> _WHAT THE TASK REQUIRES_:
Which lines hold the string "ВВЕДЕН"? Copy every one of them.

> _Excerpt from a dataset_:
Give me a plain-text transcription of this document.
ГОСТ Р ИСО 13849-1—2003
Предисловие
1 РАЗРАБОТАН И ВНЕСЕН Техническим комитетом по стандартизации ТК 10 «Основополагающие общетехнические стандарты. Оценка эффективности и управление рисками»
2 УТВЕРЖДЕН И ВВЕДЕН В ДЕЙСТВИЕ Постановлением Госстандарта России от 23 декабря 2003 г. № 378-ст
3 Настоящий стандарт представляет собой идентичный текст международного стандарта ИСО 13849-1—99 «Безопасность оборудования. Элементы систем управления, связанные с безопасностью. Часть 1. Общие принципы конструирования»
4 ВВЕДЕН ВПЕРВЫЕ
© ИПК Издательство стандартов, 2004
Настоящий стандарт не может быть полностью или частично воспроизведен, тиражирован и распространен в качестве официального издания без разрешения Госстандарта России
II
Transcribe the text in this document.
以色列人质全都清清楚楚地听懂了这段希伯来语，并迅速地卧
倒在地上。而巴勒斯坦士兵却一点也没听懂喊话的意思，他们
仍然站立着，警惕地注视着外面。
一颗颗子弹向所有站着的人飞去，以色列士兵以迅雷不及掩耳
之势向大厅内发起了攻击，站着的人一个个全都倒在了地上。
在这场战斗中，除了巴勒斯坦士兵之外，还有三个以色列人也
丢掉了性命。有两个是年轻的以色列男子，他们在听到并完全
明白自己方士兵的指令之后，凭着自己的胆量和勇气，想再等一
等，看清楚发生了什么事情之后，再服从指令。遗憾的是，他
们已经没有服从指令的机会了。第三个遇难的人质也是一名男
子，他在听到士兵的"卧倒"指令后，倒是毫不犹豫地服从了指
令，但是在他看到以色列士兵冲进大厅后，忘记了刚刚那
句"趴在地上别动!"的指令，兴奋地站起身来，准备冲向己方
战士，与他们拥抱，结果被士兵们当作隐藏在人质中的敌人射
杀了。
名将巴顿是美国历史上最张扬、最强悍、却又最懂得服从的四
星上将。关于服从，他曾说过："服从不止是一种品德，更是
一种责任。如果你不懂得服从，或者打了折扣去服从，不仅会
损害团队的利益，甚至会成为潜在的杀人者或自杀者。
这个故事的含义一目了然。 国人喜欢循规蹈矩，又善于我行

> _FULL SOLUTION_:
2 УТВЕРЖДЕН И ВВЕДЕН В ДЕЙСТВИЕ Постановлением Госстандарта России от 23 декабря 2003 г. № 378-ст
4 ВВЕДЕН ВПЕРВЫЕ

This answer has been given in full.